=== Aim ===
Copy out the following material word for word, including every line, with nothing added or changed.

=== Source data ===
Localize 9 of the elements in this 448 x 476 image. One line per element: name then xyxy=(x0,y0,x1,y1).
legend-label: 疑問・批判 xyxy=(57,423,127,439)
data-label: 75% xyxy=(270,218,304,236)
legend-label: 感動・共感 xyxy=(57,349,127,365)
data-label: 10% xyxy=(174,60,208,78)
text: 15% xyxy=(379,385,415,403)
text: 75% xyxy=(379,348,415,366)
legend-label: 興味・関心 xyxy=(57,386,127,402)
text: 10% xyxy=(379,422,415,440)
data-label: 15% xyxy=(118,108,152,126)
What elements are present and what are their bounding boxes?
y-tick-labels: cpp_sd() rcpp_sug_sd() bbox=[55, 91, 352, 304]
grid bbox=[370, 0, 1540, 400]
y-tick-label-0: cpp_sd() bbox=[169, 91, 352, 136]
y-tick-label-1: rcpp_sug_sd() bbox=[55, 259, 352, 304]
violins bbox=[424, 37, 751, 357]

=== Completed exercise ===
Localize 9 of the elements in this 448 x 476 image. One line per element: name then xyxy=(x0,y0,x1,y1).
legend-label: 疑問・批判 xyxy=(57,423,127,439)
data-label: 75% xyxy=(270,218,304,236)
legend-label: 感動・共感 xyxy=(57,349,127,365)
data-label: 10% xyxy=(174,60,208,78)
text: 15% xyxy=(379,385,415,403)
text: 75% xyxy=(379,348,415,366)
legend-label: 興味・関心 xyxy=(57,386,127,402)
text: 10% xyxy=(379,422,415,440)
data-label: 15% xyxy=(118,108,152,126)
What elements are present and what are their bounding boxes?
y-tick-labels: cpp_sd() rcpp_sug_sd() bbox=[55, 91, 352, 304]
grid bbox=[370, 0, 1540, 400]
y-tick-label-0: cpp_sd() bbox=[169, 91, 352, 136]
y-tick-label-1: rcpp_sug_sd() bbox=[55, 259, 352, 304]
violins bbox=[424, 37, 751, 357]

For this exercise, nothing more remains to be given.